» **What you have to do**
Rewrite the portion of the imaging-agents text starting at "In 2003, CellPoint" and ending at "to regulatory filings.", swapping "Houston" for "Dallas".

» **Study text**

........

Imaging agents injected into patients is a medical sector with sales of $4.5 billion worldwide, according to a 2005 report by researcher Kalorama Information. Giants such as Siemens, General Electric, Toshiba and Royal Philips Electronics are making big bets on such research.

In 2003, CellPoint struck a partnership with Netherlands-based Philips, which provided financial and technical support. CellPoint employs about 12 people between its operations here and in Houston. It has been granted six patents and is seeking 10 more.

CellPoint’s first imaging agent is currently completing phase II and III trials, and the company will soon seek federal approval. CellPoint is tentatively planning an initial public offering for the end of this year but has not yet filed an S-1 registration statement, Terry Colip said.

“Pre-disease” state

Another imaging company, Cambridge, Mass.-based Molecular Insight Pharmaceuticals Inc., is planning a $75 million IPO to help fund the development of drugs that diagnose the cause of chest pain and treat cancer, according to regulatory filings.

“Even one agent that can be used in diagnostic and therapeutic applications could have a market value of close to $1 billion during the lifetime of its patent,” according to the Kalorama report.

........

» **Information given**
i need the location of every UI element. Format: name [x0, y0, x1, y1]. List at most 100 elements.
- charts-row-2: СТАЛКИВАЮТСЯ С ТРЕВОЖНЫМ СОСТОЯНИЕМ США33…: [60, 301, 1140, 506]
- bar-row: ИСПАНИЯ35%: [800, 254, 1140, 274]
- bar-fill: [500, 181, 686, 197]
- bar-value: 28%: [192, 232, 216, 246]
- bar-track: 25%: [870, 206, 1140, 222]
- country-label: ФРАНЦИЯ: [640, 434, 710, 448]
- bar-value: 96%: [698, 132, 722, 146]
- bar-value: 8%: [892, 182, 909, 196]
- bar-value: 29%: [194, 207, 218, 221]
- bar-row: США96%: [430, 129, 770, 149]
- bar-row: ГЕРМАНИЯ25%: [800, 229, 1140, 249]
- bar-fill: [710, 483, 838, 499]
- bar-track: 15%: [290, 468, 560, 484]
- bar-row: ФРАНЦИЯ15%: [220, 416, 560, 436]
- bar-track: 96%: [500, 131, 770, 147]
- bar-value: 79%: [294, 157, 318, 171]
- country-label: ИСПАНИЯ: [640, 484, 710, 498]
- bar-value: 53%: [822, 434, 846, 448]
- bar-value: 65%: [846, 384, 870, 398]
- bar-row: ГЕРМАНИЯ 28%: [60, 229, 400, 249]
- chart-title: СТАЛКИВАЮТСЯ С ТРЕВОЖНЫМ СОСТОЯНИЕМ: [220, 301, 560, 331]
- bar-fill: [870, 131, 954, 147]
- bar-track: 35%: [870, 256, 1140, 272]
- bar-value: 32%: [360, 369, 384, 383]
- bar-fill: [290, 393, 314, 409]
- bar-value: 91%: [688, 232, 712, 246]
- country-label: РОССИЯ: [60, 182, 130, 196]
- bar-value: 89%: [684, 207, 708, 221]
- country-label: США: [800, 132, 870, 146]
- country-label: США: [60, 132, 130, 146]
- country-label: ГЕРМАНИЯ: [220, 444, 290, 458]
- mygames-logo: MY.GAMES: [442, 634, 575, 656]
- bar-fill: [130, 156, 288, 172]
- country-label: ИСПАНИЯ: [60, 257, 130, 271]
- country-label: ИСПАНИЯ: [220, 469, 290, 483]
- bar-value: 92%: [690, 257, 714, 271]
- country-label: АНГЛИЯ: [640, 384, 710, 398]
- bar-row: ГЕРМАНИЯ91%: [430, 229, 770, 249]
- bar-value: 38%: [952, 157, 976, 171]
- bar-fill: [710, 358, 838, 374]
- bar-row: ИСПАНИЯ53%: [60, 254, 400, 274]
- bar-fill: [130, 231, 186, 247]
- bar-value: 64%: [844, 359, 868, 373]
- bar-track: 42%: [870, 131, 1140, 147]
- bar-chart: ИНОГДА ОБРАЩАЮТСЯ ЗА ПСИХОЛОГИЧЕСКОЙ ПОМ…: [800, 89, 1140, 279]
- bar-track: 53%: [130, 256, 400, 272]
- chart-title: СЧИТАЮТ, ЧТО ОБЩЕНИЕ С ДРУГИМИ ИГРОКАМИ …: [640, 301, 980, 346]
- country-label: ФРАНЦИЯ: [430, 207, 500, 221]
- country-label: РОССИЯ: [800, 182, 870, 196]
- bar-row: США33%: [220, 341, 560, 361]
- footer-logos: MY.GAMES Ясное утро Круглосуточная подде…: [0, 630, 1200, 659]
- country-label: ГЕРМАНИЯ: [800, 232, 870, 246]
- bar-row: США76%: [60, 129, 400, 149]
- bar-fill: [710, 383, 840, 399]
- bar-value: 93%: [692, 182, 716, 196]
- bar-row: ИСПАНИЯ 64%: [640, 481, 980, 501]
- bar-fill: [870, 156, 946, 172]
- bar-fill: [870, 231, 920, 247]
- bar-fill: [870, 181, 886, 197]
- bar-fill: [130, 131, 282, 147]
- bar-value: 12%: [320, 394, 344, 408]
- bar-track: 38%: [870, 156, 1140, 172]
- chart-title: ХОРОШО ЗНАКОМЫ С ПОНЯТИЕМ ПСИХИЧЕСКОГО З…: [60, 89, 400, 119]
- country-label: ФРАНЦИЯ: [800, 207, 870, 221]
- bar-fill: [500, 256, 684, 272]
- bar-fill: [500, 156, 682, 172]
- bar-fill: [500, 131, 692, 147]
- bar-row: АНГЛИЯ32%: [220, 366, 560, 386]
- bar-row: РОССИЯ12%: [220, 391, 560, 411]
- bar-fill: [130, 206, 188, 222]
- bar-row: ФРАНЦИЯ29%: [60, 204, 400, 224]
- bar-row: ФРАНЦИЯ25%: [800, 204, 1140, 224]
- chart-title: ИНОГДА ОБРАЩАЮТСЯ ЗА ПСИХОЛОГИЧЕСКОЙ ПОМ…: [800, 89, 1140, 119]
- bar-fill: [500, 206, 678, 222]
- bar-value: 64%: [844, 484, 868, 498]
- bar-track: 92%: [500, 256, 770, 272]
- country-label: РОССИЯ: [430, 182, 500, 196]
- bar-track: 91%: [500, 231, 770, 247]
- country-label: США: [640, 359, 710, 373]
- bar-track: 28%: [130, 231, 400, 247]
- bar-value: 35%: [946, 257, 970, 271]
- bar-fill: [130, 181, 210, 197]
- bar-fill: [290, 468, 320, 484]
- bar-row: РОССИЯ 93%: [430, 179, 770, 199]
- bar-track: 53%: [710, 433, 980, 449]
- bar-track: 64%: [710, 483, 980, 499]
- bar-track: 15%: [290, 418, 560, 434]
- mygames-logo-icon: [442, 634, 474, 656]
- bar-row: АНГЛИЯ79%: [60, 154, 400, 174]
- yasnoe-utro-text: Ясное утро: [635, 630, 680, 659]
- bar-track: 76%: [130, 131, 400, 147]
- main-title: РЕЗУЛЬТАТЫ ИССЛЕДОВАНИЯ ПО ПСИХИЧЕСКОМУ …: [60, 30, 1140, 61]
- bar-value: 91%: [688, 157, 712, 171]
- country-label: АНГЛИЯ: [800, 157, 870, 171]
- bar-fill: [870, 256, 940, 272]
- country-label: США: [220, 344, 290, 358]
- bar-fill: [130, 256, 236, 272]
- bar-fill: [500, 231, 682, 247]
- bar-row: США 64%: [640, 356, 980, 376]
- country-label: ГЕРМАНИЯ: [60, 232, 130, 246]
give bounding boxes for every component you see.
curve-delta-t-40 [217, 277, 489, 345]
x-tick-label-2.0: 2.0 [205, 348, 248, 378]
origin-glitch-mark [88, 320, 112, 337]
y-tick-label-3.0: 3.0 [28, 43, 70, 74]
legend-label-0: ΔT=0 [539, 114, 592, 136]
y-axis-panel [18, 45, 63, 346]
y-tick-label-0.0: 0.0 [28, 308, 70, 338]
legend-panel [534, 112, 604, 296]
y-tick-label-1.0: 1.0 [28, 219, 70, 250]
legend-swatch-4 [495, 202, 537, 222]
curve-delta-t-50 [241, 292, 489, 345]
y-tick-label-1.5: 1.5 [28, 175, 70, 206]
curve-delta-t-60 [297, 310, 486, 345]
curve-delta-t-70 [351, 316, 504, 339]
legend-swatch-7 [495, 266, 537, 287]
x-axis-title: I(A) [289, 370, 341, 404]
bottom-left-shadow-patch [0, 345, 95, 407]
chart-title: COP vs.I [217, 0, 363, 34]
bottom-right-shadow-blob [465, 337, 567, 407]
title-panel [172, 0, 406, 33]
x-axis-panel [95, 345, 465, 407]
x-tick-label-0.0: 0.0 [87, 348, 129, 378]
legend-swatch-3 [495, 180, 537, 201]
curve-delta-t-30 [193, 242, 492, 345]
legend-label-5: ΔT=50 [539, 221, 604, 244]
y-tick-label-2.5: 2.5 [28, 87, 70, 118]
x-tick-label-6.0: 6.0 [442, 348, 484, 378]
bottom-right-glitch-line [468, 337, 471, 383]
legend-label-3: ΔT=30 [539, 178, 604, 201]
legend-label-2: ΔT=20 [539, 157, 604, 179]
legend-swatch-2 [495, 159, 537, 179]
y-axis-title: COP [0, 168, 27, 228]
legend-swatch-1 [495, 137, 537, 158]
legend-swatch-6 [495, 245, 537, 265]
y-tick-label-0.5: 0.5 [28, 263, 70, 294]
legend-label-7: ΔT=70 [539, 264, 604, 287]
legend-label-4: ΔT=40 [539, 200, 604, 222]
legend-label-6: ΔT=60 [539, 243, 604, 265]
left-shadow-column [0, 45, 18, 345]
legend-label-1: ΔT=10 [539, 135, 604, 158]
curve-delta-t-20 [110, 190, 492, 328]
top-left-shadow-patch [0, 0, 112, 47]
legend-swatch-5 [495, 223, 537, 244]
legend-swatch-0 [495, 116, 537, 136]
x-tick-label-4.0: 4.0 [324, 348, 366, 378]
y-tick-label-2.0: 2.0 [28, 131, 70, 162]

........

» **Result below**
In 2003, CellPoint struck a partnership with Netherlands-based Philips, which provided financial and technical support. CellPoint employs about 12 people between its operations here and in Dallas. It has been granted six patents and is seeking 10 more.

CellPoint’s first imaging agent is currently completing phase II and III trials, and the company will soon seek federal approval. CellPoint is tentatively planning an initial public offering for the end of this year but has not yet filed an S-1 registration statement, Terry Colip said.

“Pre-disease” state

Another imaging company, Cambridge, Mass.-based Molecular Insight Pharmaceuticals Inc., is planning a $75 million IPO to help fund the development of drugs that diagnose the cause of chest pain and treat cancer, according to regulatory filings.